TEXT SECTION Start Marker

Calcareous soils have often more than 15% CaCO3 in the soil that may occur in various forms (powdery, nodules, crusts etc…). They are relatively widespread in the drier areas of the earth. California is notable for its young soils, that is, soils that have a relatively high level of nutrients because low rainfall means that natural productivity has not been leached out. The potential productivity of calcareous soils is high where adequate water and nutrients can be supplied. Water is the most limiting input to making California soils productive.
The high pH associated with these soils, though, is not the level of calcium present. It is the carbonate in the soil or the bicarbonate associated with the waters found in those soils which controls the pH. The high pH then controls the availability of iron, zinc, manganese and copper. These nutrients need to be added as foliars or soil applied, or better yet, the soil pH needs to be dropped to around 7 to make these nutrients available.
Recently someone asked if replacing the calcium with potassium would change the pH. No, it won't. The carbonate needs to be removed. Calling it a calcareous soil confuses people about what caused the high pH. The carbonate or bicarbonate needs to be removed with acidification, it turning it into CO2 gas. This is done with urea sulfuric acid or sulfuric or sulfurous acid. There are actually magnesium dominated soils in the San Luis Obispo area that have high pHs due to carbonates. They are carbonateceous.

TEXT SECTION End Marker

- **TASK REQUIREMENTS**
Reproduce word for word everything in the passage on calcareous soils above from "The high pH associated" down to "these nutrients available.".

RECORDED DATA Start Marker

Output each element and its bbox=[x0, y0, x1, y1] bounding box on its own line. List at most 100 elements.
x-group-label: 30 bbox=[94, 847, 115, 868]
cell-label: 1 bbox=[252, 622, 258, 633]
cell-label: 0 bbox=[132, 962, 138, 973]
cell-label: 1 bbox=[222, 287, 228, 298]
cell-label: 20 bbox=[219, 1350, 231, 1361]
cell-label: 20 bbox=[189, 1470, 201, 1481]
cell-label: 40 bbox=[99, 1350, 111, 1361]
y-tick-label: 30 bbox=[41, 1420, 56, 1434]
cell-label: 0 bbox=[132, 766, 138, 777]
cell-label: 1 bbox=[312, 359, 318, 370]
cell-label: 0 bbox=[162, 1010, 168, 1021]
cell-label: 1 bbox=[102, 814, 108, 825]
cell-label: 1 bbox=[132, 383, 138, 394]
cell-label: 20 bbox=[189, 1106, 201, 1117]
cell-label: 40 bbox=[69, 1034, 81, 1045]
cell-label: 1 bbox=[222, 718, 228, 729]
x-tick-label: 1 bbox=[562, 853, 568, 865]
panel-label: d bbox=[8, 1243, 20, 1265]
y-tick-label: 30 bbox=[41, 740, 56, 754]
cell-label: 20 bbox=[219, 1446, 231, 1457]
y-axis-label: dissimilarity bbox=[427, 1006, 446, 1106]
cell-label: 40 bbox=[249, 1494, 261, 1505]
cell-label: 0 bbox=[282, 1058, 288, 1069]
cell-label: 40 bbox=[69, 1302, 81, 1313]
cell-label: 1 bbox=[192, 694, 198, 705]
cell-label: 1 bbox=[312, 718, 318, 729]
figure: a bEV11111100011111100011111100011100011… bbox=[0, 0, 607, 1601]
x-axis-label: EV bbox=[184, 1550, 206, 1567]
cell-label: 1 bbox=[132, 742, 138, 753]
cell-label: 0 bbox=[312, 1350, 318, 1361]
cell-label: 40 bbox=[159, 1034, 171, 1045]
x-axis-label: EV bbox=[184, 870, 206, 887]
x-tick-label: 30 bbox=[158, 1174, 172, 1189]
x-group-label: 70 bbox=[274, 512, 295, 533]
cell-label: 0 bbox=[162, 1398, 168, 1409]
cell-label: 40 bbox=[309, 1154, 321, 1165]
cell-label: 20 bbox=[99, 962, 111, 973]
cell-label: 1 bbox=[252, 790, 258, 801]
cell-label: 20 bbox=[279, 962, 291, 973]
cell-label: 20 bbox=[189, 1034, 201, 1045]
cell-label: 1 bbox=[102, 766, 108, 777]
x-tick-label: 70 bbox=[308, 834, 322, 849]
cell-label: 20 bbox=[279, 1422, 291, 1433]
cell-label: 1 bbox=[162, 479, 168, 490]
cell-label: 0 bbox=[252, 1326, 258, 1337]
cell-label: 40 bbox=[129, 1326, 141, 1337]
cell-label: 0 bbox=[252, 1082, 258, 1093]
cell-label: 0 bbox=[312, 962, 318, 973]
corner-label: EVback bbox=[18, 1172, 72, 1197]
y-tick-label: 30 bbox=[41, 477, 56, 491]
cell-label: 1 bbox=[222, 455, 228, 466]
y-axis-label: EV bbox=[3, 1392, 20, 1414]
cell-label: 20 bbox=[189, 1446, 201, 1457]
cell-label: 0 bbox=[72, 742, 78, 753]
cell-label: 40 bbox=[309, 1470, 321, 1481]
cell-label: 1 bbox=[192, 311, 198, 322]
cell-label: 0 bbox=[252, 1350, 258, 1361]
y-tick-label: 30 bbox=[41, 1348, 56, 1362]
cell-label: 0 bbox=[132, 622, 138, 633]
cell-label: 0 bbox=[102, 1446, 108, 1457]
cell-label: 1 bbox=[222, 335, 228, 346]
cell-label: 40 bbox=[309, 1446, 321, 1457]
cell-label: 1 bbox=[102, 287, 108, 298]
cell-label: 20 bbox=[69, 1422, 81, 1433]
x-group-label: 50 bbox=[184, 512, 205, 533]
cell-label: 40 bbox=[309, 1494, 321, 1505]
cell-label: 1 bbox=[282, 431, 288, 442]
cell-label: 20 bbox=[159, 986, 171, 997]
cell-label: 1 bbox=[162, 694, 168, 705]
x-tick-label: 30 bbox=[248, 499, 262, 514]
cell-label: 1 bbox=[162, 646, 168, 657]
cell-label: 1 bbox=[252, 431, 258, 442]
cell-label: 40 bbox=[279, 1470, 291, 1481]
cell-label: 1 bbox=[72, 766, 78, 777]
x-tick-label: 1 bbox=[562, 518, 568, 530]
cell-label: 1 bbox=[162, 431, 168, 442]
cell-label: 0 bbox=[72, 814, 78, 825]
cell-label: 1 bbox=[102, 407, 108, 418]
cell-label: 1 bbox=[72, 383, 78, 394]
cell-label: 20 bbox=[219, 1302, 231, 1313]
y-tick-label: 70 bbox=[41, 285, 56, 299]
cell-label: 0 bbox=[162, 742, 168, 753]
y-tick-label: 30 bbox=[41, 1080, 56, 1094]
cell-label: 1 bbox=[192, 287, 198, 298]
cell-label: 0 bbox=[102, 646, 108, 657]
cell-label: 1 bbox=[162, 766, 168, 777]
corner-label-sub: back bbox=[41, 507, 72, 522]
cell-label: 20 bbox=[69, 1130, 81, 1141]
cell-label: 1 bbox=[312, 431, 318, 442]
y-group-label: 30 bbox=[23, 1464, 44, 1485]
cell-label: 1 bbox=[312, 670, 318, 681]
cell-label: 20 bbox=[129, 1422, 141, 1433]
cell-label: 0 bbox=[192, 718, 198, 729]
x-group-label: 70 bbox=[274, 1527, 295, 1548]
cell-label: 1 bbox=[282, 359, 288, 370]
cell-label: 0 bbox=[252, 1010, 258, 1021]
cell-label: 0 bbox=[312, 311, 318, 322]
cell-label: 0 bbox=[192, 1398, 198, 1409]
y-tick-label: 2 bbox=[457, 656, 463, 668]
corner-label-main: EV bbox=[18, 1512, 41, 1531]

RECORDED DATA End Marker

- **OUTPUT BELOW**
The high pH associated with these soils, though, is not the level of calcium present. It is the carbonate in the soil or the bicarbonate associated with the waters found in those soils which controls the pH. The high pH then controls the availability of iron, zinc, manganese and copper. These nutrients need to be added as foliars or soil applied, or better yet, the soil pH needs to be dropped to around 7 to make these nutrients available.